* _Stored records_:
╭──

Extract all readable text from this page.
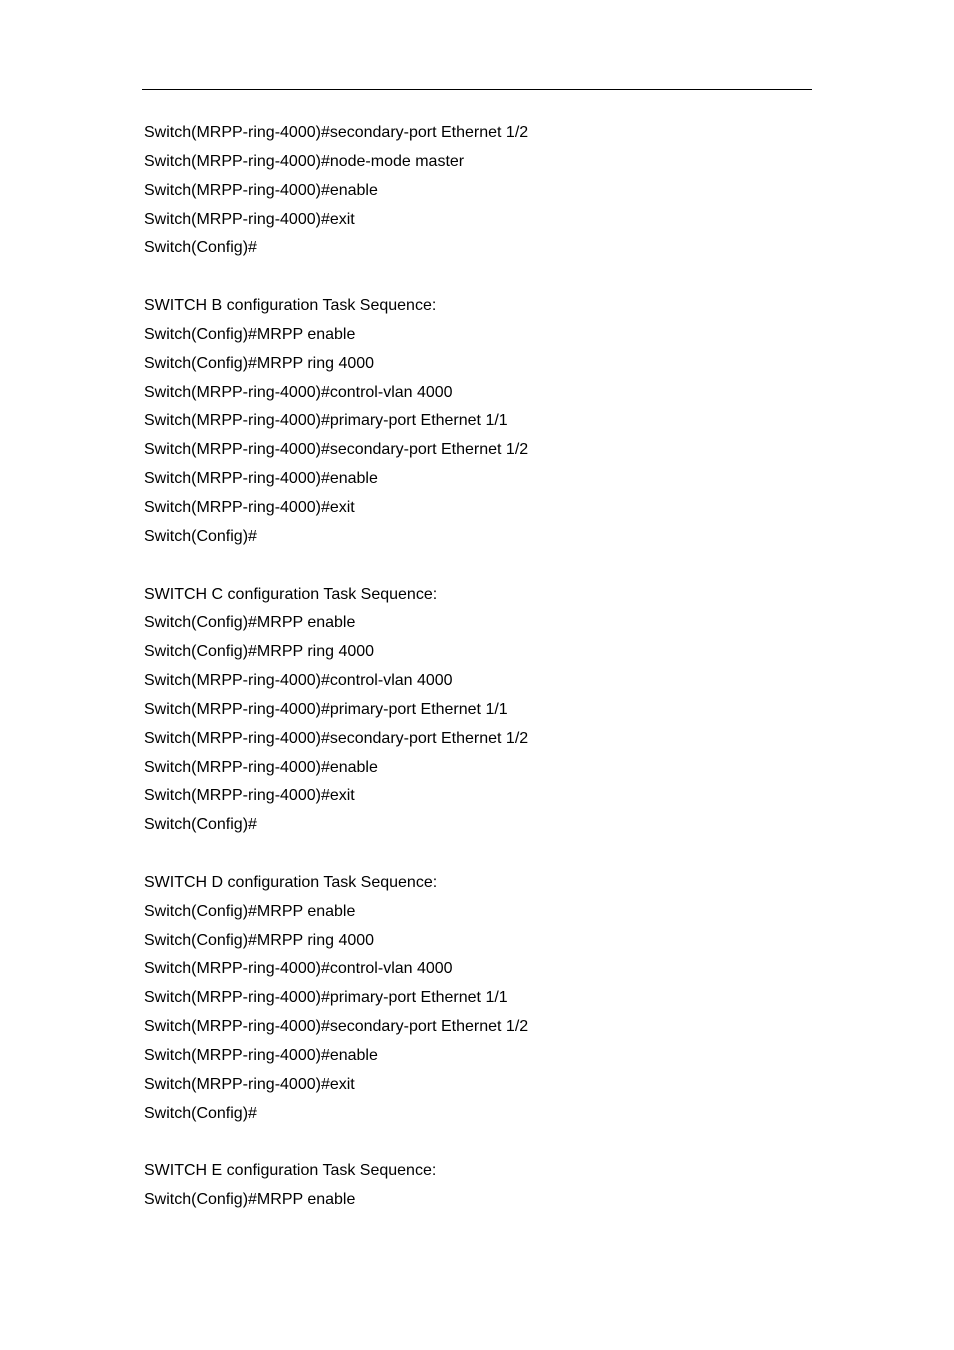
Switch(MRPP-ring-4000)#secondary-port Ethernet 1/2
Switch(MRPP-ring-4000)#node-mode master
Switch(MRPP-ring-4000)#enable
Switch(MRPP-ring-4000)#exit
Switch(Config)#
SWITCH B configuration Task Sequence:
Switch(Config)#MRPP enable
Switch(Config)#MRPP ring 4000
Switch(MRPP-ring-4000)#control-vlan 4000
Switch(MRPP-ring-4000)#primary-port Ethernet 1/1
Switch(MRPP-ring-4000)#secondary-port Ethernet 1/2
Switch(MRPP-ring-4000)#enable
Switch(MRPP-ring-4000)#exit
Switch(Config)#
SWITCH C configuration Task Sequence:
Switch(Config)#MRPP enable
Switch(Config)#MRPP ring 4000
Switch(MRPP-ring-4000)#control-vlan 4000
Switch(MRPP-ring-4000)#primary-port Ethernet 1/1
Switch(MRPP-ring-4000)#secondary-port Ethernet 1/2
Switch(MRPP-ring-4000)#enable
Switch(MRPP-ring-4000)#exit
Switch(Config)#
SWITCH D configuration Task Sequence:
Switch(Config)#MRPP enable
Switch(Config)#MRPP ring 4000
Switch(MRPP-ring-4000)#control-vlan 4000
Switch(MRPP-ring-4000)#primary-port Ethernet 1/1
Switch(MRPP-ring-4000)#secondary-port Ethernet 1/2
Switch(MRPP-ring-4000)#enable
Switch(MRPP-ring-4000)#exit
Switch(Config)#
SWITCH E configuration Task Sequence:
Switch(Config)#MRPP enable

╰──

Images must not appear in the copy; reproduce everything else in the records verbatim.

Extract all readable text from this page.
Switch(MRPP-ring-4000)#secondary-port Ethernet 1/2
Switch(MRPP-ring-4000)#node-mode master
Switch(MRPP-ring-4000)#enable
Switch(MRPP-ring-4000)#exit
Switch(Config)#
SWITCH B configuration Task Sequence:
Switch(Config)#MRPP enable
Switch(Config)#MRPP ring 4000
Switch(MRPP-ring-4000)#control-vlan 4000
Switch(MRPP-ring-4000)#primary-port Ethernet 1/1
Switch(MRPP-ring-4000)#secondary-port Ethernet 1/2
Switch(MRPP-ring-4000)#enable
Switch(MRPP-ring-4000)#exit
Switch(Config)#
SWITCH C configuration Task Sequence:
Switch(Config)#MRPP enable
Switch(Config)#MRPP ring 4000
Switch(MRPP-ring-4000)#control-vlan 4000
Switch(MRPP-ring-4000)#primary-port Ethernet 1/1
Switch(MRPP-ring-4000)#secondary-port Ethernet 1/2
Switch(MRPP-ring-4000)#enable
Switch(MRPP-ring-4000)#exit
Switch(Config)#
SWITCH D configuration Task Sequence:
Switch(Config)#MRPP enable
Switch(Config)#MRPP ring 4000
Switch(MRPP-ring-4000)#control-vlan 4000
Switch(MRPP-ring-4000)#primary-port Ethernet 1/1
Switch(MRPP-ring-4000)#secondary-port Ethernet 1/2
Switch(MRPP-ring-4000)#enable
Switch(MRPP-ring-4000)#exit
Switch(Config)#
SWITCH E configuration Task Sequence:
Switch(Config)#MRPP enable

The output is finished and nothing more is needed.